Exercise description → Every line that includes the word "angulares" is to be listed.

Provided records →
>>>

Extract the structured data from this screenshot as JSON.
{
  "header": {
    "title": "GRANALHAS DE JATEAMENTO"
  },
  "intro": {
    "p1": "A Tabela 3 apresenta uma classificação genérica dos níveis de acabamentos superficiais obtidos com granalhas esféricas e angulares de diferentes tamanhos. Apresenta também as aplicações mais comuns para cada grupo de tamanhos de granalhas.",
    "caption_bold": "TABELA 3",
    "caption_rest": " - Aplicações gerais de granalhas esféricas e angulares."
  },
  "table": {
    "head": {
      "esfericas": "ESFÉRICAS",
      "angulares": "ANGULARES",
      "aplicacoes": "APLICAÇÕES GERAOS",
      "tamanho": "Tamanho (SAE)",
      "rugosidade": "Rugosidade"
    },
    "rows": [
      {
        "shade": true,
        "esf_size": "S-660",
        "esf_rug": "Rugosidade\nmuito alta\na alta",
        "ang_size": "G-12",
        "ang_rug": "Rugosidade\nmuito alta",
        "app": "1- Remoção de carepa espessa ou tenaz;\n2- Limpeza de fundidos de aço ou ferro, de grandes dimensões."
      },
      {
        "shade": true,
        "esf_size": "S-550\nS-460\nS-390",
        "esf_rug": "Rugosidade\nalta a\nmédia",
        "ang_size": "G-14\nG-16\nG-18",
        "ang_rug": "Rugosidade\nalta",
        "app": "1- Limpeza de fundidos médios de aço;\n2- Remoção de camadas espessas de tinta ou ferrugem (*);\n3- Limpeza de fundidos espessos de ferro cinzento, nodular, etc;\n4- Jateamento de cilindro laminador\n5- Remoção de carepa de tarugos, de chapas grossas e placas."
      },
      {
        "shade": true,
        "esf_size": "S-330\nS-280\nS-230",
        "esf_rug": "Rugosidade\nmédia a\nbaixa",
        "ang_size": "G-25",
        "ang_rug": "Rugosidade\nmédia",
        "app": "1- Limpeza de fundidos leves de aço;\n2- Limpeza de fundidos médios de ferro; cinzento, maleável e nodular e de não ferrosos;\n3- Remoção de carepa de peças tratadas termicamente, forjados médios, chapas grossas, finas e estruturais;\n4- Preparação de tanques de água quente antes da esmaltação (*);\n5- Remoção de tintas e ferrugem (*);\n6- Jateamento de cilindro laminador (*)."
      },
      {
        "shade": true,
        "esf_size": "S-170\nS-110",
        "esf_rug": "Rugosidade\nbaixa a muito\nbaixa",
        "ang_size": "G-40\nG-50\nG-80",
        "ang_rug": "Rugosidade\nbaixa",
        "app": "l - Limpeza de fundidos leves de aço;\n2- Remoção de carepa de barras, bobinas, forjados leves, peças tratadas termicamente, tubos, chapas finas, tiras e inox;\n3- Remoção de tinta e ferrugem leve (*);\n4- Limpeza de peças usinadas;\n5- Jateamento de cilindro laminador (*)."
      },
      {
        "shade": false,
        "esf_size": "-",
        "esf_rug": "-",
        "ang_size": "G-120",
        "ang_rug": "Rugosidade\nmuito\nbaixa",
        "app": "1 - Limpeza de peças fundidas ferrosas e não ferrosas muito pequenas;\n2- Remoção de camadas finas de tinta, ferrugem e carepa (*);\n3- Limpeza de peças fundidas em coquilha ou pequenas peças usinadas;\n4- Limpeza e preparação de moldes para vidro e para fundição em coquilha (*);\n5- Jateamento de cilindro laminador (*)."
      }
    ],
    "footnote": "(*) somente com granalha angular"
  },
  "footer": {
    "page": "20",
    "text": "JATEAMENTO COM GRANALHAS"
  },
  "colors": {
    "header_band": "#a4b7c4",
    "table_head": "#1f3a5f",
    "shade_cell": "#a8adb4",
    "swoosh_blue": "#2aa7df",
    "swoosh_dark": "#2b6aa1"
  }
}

<<<

Output →
    "p1": "A Tabela 3 apresenta uma classificação genérica dos níveis de acabamentos superficiais obtidos com granalhas esféricas e angulares de diferentes tamanhos. Apresenta também as aplicações mais comuns para cada grupo de tamanhos de granalhas.",
    "caption_rest": " - Aplicações gerais de granalhas esféricas e angulares."
      "angulares": "ANGULARES",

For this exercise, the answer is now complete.